EXERCISE INPUT:
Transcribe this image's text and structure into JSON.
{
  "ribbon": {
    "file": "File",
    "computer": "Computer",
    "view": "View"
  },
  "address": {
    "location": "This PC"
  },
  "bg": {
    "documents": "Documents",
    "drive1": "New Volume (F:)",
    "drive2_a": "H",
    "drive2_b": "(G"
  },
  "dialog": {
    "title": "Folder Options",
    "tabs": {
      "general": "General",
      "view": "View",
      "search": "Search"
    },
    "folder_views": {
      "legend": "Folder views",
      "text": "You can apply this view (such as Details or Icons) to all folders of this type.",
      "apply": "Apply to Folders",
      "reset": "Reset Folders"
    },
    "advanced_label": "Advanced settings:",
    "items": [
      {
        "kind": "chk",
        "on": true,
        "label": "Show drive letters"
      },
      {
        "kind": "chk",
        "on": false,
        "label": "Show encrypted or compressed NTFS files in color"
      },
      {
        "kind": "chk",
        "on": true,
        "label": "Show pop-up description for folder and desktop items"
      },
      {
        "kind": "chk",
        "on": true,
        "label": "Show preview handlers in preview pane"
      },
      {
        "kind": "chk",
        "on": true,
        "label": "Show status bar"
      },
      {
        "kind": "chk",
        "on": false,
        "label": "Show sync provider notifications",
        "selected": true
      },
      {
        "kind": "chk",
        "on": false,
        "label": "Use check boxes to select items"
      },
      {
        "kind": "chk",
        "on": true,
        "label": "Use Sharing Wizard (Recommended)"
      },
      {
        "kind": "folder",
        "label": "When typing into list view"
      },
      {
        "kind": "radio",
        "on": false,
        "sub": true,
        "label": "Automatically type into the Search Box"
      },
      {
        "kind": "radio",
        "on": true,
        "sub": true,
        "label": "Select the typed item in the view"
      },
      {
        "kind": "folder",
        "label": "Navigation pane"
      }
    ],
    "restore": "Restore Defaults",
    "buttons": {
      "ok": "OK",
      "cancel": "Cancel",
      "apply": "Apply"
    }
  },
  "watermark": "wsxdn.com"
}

TASK: Go through the preceding material and copy each line that has the word "items".

WRITTEN ANSWER:
    "items": [
        "label": "Show pop-up description for folder and desktop items"
        "label": "Use check boxes to select items"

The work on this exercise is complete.